Job
Return the following lines unchanged, every item included.

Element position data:

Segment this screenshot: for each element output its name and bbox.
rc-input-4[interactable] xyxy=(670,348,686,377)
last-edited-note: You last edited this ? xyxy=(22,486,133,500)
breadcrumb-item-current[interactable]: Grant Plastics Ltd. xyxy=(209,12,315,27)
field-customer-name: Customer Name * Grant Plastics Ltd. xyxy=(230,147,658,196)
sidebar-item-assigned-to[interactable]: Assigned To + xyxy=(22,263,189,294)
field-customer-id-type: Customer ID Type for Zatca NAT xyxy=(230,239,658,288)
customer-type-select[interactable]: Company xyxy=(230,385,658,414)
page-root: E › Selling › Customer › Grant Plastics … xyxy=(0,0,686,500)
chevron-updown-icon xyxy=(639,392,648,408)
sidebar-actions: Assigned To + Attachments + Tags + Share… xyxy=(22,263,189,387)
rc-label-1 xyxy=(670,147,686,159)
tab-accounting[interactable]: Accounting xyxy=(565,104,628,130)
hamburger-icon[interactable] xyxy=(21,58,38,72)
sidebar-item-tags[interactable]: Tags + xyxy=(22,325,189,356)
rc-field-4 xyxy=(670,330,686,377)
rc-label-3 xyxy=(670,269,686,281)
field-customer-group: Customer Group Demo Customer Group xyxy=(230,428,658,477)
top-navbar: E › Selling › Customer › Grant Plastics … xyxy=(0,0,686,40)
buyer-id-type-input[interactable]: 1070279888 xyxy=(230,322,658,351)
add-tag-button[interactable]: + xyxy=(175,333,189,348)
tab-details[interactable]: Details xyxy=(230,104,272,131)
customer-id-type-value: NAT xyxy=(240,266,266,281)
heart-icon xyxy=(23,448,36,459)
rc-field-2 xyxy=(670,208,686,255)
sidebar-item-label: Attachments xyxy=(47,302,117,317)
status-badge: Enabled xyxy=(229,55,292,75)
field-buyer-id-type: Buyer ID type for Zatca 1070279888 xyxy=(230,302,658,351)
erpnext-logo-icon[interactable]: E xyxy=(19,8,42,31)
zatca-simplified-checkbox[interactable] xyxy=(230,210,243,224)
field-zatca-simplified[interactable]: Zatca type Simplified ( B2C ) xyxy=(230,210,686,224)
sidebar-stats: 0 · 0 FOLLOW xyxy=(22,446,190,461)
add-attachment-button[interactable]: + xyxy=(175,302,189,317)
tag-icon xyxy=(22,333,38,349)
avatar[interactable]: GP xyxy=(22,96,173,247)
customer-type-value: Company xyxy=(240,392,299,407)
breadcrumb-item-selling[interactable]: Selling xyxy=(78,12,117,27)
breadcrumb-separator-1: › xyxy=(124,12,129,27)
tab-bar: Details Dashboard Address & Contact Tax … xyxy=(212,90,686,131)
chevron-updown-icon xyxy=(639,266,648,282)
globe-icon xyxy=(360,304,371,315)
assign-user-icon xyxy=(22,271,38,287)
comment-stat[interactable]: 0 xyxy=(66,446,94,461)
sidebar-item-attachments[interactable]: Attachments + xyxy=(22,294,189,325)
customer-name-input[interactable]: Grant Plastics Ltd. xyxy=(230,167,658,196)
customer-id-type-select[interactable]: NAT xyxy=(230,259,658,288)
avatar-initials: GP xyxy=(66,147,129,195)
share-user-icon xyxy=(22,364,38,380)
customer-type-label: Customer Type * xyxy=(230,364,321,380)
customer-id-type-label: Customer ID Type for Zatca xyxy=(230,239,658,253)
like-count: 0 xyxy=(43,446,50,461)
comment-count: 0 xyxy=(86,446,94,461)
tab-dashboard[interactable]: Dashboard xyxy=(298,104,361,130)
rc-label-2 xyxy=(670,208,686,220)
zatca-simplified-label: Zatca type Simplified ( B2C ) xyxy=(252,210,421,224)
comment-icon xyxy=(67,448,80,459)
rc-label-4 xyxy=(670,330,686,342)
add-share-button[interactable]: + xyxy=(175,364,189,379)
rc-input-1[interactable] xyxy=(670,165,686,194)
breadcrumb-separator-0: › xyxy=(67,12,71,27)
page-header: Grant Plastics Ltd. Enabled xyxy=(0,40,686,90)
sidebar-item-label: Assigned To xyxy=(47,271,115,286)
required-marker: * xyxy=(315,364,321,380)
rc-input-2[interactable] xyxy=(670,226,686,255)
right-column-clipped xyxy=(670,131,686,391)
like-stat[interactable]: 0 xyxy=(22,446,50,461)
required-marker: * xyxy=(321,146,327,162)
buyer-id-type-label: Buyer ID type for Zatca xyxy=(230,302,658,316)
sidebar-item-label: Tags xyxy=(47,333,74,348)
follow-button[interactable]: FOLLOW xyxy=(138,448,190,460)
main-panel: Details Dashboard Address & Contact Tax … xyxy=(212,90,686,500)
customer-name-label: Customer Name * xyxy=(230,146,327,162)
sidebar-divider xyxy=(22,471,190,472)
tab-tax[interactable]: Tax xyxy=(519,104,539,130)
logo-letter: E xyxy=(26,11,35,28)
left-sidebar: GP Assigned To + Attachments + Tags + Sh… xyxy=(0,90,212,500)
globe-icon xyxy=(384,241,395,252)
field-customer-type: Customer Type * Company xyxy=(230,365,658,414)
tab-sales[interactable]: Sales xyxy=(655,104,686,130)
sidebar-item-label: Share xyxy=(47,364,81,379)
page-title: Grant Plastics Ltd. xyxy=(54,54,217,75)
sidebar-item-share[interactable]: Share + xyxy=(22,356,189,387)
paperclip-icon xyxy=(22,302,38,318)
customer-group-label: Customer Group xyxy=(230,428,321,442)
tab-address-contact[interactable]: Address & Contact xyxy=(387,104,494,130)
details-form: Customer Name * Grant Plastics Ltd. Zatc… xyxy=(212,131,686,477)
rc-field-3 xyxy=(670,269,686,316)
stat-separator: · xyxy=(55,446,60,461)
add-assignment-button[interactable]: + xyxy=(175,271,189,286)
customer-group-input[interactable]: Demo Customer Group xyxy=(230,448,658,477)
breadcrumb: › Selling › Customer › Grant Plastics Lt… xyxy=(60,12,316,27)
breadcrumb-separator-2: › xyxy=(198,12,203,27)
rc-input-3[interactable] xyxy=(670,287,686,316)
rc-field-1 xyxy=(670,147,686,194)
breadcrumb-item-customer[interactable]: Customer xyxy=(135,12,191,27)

Output
Segment this screenshot: for each element output its name and bbox.
rc-input-4[interactable] xyxy=(670,348,686,377)
last-edited-note: You last edited this ? xyxy=(22,486,133,500)
breadcrumb-item-current[interactable]: Grant Plastics Ltd. xyxy=(209,12,315,27)
field-customer-name: Customer Name * Grant Plastics Ltd. xyxy=(230,147,658,196)
sidebar-item-assigned-to[interactable]: Assigned To + xyxy=(22,263,189,294)
field-customer-id-type: Customer ID Type for Zatca NAT xyxy=(230,239,658,288)
customer-type-select[interactable]: Company xyxy=(230,385,658,414)
page-root: E › Selling › Customer › Grant Plastics … xyxy=(0,0,686,500)
chevron-updown-icon xyxy=(639,392,648,408)
sidebar-actions: Assigned To + Attachments + Tags + Share… xyxy=(22,263,189,387)
rc-label-1 xyxy=(670,147,686,159)
tab-accounting[interactable]: Accounting xyxy=(565,104,628,130)
hamburger-icon[interactable] xyxy=(21,58,38,72)
sidebar-item-tags[interactable]: Tags + xyxy=(22,325,189,356)
rc-field-4 xyxy=(670,330,686,377)
rc-label-3 xyxy=(670,269,686,281)
field-customer-group: Customer Group Demo Customer Group xyxy=(230,428,658,477)
top-navbar: E › Selling › Customer › Grant Plastics … xyxy=(0,0,686,40)
buyer-id-type-input[interactable]: 1070279888 xyxy=(230,322,658,351)
add-tag-button[interactable]: + xyxy=(175,333,189,348)
tab-details[interactable]: Details xyxy=(230,104,272,131)
customer-id-type-value: NAT xyxy=(240,266,266,281)
heart-icon xyxy=(23,448,36,459)
rc-field-2 xyxy=(670,208,686,255)
sidebar-item-label: Attachments xyxy=(47,302,117,317)
status-badge: Enabled xyxy=(229,55,292,75)
field-buyer-id-type: Buyer ID type for Zatca 1070279888 xyxy=(230,302,658,351)
erpnext-logo-icon[interactable]: E xyxy=(19,8,42,31)
zatca-simplified-checkbox[interactable] xyxy=(230,210,243,224)
field-zatca-simplified[interactable]: Zatca type Simplified ( B2C ) xyxy=(230,210,686,224)
sidebar-stats: 0 · 0 FOLLOW xyxy=(22,446,190,461)
add-attachment-button[interactable]: + xyxy=(175,302,189,317)
tag-icon xyxy=(22,333,38,349)
avatar[interactable]: GP xyxy=(22,96,173,247)
customer-type-value: Company xyxy=(240,392,299,407)
breadcrumb-item-selling[interactable]: Selling xyxy=(78,12,117,27)
breadcrumb-separator-1: › xyxy=(124,12,129,27)
tab-bar: Details Dashboard Address & Contact Tax … xyxy=(212,90,686,131)
chevron-updown-icon xyxy=(639,266,648,282)
globe-icon xyxy=(360,304,371,315)
assign-user-icon xyxy=(22,271,38,287)
comment-stat[interactable]: 0 xyxy=(66,446,94,461)
sidebar-item-attachments[interactable]: Attachments + xyxy=(22,294,189,325)
customer-name-input[interactable]: Grant Plastics Ltd. xyxy=(230,167,658,196)
customer-id-type-select[interactable]: NAT xyxy=(230,259,658,288)
avatar-initials: GP xyxy=(66,147,129,195)
share-user-icon xyxy=(22,364,38,380)
customer-type-label: Customer Type * xyxy=(230,364,321,380)
customer-id-type-label: Customer ID Type for Zatca xyxy=(230,239,658,253)
like-count: 0 xyxy=(43,446,50,461)
comment-count: 0 xyxy=(86,446,94,461)
tab-dashboard[interactable]: Dashboard xyxy=(298,104,361,130)
rc-label-2 xyxy=(670,208,686,220)
zatca-simplified-label: Zatca type Simplified ( B2C ) xyxy=(252,210,421,224)
comment-icon xyxy=(67,448,80,459)
rc-label-4 xyxy=(670,330,686,342)
add-share-button[interactable]: + xyxy=(175,364,189,379)
rc-input-1[interactable] xyxy=(670,165,686,194)
breadcrumb-separator-0: › xyxy=(67,12,71,27)
page-header: Grant Plastics Ltd. Enabled xyxy=(0,40,686,90)
sidebar-item-label: Assigned To xyxy=(47,271,115,286)
required-marker: * xyxy=(315,364,321,380)
rc-input-2[interactable] xyxy=(670,226,686,255)
right-column-clipped xyxy=(670,131,686,391)
like-stat[interactable]: 0 xyxy=(22,446,50,461)
required-marker: * xyxy=(321,146,327,162)
buyer-id-type-label: Buyer ID type for Zatca xyxy=(230,302,658,316)
sidebar-item-label: Tags xyxy=(47,333,74,348)
follow-button[interactable]: FOLLOW xyxy=(138,448,190,460)
main-panel: Details Dashboard Address & Contact Tax … xyxy=(212,90,686,500)
customer-name-label: Customer Name * xyxy=(230,146,327,162)
sidebar-divider xyxy=(22,471,190,472)
tab-tax[interactable]: Tax xyxy=(519,104,539,130)
logo-letter: E xyxy=(26,11,35,28)
left-sidebar: GP Assigned To + Attachments + Tags + Sh… xyxy=(0,90,212,500)
globe-icon xyxy=(384,241,395,252)
field-customer-type: Customer Type * Company xyxy=(230,365,658,414)
tab-sales[interactable]: Sales xyxy=(655,104,686,130)
sidebar-item-label: Share xyxy=(47,364,81,379)
page-title: Grant Plastics Ltd. xyxy=(54,54,217,75)
sidebar-item-share[interactable]: Share + xyxy=(22,356,189,387)
paperclip-icon xyxy=(22,302,38,318)
customer-group-label: Customer Group xyxy=(230,428,321,442)
tab-address-contact[interactable]: Address & Contact xyxy=(387,104,494,130)
details-form: Customer Name * Grant Plastics Ltd. Zatc… xyxy=(212,131,686,477)
rc-field-3 xyxy=(670,269,686,316)
stat-separator: · xyxy=(55,446,60,461)
add-assignment-button[interactable]: + xyxy=(175,271,189,286)
customer-group-input[interactable]: Demo Customer Group xyxy=(230,448,658,477)
breadcrumb: › Selling › Customer › Grant Plastics Lt… xyxy=(60,12,316,27)
breadcrumb-separator-2: › xyxy=(198,12,203,27)
rc-input-3[interactable] xyxy=(670,287,686,316)
rc-field-1 xyxy=(670,147,686,194)
breadcrumb-item-customer[interactable]: Customer xyxy=(135,12,191,27)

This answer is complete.